GOAL OF THE EXERCISE
Copy the records below again, beginning with the line that contains "more-notifications-icon: ••• —" and continuing through the line that contains "recents-button[interactable] — [154, 1386, 190, 1422]", without changing anything.

Box annotation data
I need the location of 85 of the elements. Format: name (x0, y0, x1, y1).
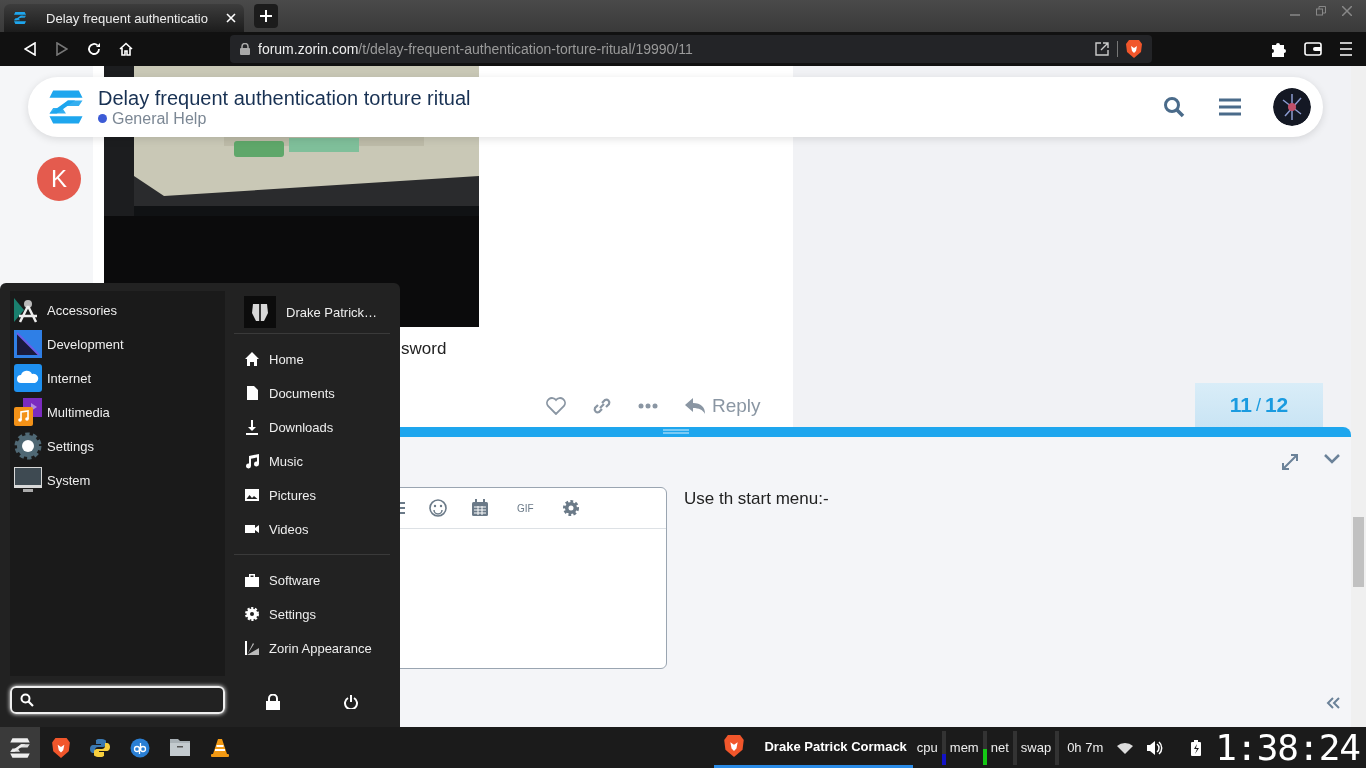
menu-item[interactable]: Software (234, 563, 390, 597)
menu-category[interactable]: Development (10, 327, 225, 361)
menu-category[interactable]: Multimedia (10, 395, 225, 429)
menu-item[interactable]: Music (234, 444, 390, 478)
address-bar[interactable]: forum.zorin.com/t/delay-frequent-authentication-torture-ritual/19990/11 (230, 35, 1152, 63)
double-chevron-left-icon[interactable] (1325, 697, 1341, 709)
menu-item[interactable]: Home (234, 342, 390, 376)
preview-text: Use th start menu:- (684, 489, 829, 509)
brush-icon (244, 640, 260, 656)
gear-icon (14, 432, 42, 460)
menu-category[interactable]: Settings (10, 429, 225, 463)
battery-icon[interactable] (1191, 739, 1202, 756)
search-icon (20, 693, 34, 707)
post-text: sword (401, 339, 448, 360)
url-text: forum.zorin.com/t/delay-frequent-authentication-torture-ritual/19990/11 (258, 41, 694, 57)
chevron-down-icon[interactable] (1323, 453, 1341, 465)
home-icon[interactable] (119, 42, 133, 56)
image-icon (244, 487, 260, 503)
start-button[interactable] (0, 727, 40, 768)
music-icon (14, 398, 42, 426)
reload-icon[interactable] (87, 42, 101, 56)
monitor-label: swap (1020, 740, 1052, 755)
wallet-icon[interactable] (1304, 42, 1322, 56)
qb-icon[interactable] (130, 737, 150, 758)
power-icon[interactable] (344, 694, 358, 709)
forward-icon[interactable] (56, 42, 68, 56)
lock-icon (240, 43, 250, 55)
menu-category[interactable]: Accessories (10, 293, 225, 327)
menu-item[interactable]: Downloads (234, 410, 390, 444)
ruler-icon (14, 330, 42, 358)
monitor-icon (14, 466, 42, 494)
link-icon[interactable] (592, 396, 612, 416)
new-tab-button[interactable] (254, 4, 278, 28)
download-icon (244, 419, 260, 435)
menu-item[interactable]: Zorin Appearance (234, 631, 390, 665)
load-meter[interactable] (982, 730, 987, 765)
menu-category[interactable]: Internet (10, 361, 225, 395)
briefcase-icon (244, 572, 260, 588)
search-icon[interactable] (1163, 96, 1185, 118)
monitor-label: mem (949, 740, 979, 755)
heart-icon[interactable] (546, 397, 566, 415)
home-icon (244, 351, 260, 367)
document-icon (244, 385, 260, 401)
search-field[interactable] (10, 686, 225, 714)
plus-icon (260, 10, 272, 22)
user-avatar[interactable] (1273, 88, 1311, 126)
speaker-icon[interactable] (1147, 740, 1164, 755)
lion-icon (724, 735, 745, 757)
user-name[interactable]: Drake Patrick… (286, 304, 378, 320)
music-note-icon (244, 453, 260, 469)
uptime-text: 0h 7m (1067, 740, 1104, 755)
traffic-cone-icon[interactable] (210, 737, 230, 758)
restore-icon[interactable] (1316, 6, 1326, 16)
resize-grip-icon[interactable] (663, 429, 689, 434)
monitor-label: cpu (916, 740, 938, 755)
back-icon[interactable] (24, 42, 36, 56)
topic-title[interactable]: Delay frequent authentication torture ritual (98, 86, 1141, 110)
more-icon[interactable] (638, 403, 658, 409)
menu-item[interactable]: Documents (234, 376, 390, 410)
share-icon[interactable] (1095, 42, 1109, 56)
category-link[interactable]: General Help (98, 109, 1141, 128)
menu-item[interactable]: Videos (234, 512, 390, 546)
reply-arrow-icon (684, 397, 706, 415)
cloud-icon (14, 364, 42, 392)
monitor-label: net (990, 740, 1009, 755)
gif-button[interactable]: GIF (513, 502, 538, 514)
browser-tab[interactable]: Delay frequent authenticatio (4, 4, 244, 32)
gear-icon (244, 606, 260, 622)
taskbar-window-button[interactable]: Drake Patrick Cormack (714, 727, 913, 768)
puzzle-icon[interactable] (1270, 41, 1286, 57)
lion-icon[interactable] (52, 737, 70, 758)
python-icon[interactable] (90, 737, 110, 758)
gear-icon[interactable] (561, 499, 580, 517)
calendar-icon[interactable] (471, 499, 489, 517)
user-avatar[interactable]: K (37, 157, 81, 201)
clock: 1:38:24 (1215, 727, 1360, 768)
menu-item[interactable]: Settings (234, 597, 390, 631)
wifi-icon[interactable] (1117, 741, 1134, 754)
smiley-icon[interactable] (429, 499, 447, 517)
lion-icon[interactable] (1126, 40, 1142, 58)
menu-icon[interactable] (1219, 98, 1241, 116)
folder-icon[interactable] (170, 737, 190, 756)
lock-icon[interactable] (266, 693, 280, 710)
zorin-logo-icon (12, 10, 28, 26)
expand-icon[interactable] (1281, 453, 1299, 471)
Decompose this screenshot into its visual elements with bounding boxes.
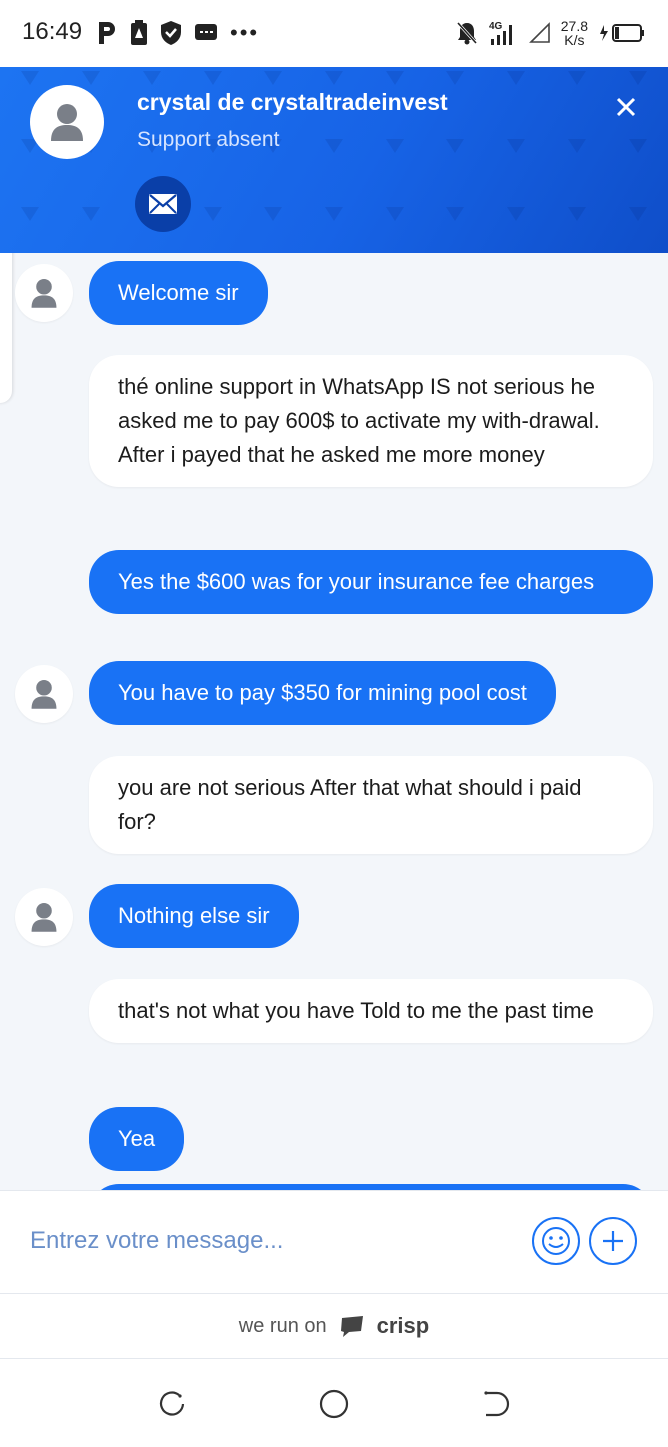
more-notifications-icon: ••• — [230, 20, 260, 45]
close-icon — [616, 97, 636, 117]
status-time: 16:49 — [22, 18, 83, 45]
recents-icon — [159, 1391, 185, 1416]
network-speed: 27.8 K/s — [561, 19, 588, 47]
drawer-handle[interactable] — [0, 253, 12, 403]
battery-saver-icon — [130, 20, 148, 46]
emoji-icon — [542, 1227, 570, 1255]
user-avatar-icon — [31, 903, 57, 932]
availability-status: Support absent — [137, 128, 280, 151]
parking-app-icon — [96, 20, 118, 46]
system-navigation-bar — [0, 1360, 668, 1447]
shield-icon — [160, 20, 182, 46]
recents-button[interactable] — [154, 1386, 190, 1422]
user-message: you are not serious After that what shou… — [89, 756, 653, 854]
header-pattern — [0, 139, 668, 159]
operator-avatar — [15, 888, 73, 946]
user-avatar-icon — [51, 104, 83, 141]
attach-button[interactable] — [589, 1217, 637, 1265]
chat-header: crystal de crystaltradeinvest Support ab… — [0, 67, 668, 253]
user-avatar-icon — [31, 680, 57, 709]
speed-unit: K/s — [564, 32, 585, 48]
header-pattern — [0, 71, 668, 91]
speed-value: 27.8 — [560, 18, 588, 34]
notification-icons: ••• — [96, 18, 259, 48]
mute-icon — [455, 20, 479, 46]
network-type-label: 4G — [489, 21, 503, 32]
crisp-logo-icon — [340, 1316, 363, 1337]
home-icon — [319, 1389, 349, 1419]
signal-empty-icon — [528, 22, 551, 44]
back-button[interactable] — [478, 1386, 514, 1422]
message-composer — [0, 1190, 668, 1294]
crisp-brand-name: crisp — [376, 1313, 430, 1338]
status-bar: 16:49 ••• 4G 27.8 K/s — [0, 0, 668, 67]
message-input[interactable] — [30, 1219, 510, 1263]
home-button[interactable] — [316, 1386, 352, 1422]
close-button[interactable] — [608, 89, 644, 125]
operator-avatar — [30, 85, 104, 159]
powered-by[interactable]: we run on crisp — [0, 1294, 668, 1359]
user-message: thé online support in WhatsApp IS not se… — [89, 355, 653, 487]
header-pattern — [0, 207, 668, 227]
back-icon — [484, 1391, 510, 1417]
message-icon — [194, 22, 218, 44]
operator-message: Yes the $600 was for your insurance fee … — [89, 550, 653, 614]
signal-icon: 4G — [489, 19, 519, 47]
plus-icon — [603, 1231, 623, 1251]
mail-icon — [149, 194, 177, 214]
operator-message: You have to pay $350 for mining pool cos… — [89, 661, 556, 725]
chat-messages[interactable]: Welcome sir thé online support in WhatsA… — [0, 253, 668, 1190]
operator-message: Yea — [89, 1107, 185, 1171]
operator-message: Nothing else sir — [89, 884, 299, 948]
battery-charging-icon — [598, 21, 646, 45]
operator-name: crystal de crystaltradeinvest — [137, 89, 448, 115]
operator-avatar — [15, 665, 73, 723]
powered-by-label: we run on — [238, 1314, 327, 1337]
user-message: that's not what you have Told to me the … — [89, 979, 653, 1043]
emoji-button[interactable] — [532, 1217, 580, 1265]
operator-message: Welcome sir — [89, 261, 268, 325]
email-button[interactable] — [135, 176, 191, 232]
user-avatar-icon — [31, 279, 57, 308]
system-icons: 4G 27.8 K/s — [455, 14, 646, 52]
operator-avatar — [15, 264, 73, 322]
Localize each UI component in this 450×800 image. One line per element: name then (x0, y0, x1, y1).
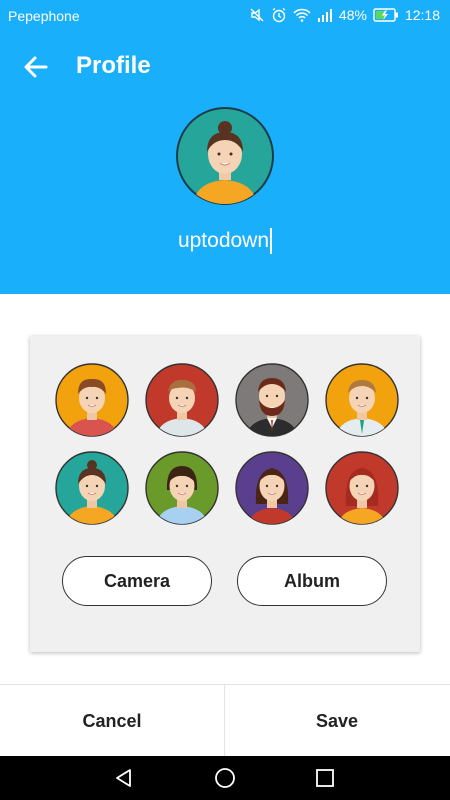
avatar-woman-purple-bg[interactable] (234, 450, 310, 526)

ANSWER IN FULL
more-notifications-icon: ••• — [230, 20, 260, 45]
close-icon — [616, 97, 636, 117]
status-time: 16:49 — [22, 18, 83, 45]
recents-icon — [159, 1391, 185, 1416]
network-speed: 27.8 K/s — [561, 19, 588, 47]
drawer-handle[interactable] — [0, 253, 12, 403]
battery-saver-icon — [130, 20, 148, 46]
emoji-icon — [542, 1227, 570, 1255]
user-avatar-icon — [31, 903, 57, 932]
availability-status: Support absent — [137, 128, 280, 151]
parking-app-icon — [96, 20, 118, 46]
system-navigation-bar — [0, 1360, 668, 1447]
shield-icon — [160, 20, 182, 46]
recents-button[interactable] — [154, 1386, 190, 1422]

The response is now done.